== Record excerpts
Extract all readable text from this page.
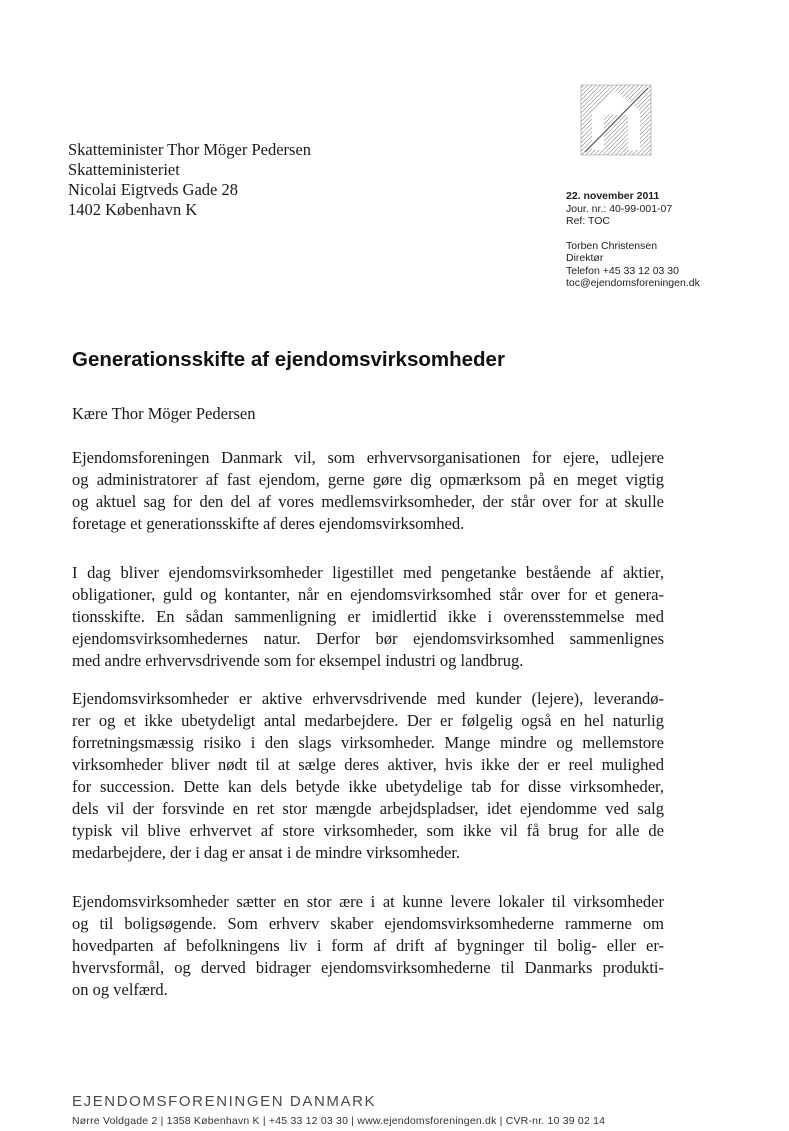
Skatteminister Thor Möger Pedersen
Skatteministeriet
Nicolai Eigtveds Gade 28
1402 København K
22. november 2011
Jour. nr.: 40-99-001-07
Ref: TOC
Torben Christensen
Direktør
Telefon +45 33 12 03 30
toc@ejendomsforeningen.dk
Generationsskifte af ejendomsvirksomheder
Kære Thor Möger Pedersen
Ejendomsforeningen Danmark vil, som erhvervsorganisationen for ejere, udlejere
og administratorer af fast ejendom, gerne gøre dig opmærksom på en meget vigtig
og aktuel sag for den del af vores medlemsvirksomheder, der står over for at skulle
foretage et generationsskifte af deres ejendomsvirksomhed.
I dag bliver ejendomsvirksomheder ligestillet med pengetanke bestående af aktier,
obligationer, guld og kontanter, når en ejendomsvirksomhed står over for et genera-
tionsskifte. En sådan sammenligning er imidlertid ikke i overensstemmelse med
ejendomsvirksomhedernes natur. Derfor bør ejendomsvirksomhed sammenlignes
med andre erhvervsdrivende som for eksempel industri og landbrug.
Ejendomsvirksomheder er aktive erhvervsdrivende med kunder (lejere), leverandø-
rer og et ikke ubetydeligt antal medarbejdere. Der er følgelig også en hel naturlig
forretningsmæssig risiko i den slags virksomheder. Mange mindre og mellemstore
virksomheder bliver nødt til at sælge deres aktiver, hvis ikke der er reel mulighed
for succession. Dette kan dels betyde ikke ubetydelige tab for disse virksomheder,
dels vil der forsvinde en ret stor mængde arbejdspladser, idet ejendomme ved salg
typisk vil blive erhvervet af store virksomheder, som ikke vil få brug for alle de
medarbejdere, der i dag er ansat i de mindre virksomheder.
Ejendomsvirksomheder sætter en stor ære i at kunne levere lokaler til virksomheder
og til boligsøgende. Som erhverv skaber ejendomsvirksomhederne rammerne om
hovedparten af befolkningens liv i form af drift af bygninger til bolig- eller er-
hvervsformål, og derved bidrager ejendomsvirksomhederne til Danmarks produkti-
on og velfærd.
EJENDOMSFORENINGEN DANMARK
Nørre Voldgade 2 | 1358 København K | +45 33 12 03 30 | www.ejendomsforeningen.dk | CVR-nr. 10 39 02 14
====
What you are asked to do:
Return every line of the records exactly as given, pictures excluded.

Answer to the exercise:
Extract all readable text from this page.
Skatteminister Thor Möger Pedersen
Skatteministeriet
Nicolai Eigtveds Gade 28
1402 København K
22. november 2011
Jour. nr.: 40-99-001-07
Ref: TOC
Torben Christensen
Direktør
Telefon +45 33 12 03 30
toc@ejendomsforeningen.dk
Generationsskifte af ejendomsvirksomheder
Kære Thor Möger Pedersen
Ejendomsforeningen Danmark vil, som erhvervsorganisationen for ejere, udlejere
og administratorer af fast ejendom, gerne gøre dig opmærksom på en meget vigtig
og aktuel sag for den del af vores medlemsvirksomheder, der står over for at skulle
foretage et generationsskifte af deres ejendomsvirksomhed.
I dag bliver ejendomsvirksomheder ligestillet med pengetanke bestående af aktier,
obligationer, guld og kontanter, når en ejendomsvirksomhed står over for et genera-
tionsskifte. En sådan sammenligning er imidlertid ikke i overensstemmelse med
ejendomsvirksomhedernes natur. Derfor bør ejendomsvirksomhed sammenlignes
med andre erhvervsdrivende som for eksempel industri og landbrug.
Ejendomsvirksomheder er aktive erhvervsdrivende med kunder (lejere), leverandø-
rer og et ikke ubetydeligt antal medarbejdere. Der er følgelig også en hel naturlig
forretningsmæssig risiko i den slags virksomheder. Mange mindre og mellemstore
virksomheder bliver nødt til at sælge deres aktiver, hvis ikke der er reel mulighed
for succession. Dette kan dels betyde ikke ubetydelige tab for disse virksomheder,
dels vil der forsvinde en ret stor mængde arbejdspladser, idet ejendomme ved salg
typisk vil blive erhvervet af store virksomheder, som ikke vil få brug for alle de
medarbejdere, der i dag er ansat i de mindre virksomheder.
Ejendomsvirksomheder sætter en stor ære i at kunne levere lokaler til virksomheder
og til boligsøgende. Som erhverv skaber ejendomsvirksomhederne rammerne om
hovedparten af befolkningens liv i form af drift af bygninger til bolig- eller er-
hvervsformål, og derved bidrager ejendomsvirksomhederne til Danmarks produkti-
on og velfærd.
EJENDOMSFORENINGEN DANMARK
Nørre Voldgade 2 | 1358 København K | +45 33 12 03 30 | www.ejendomsforeningen.dk | CVR-nr. 10 39 02 14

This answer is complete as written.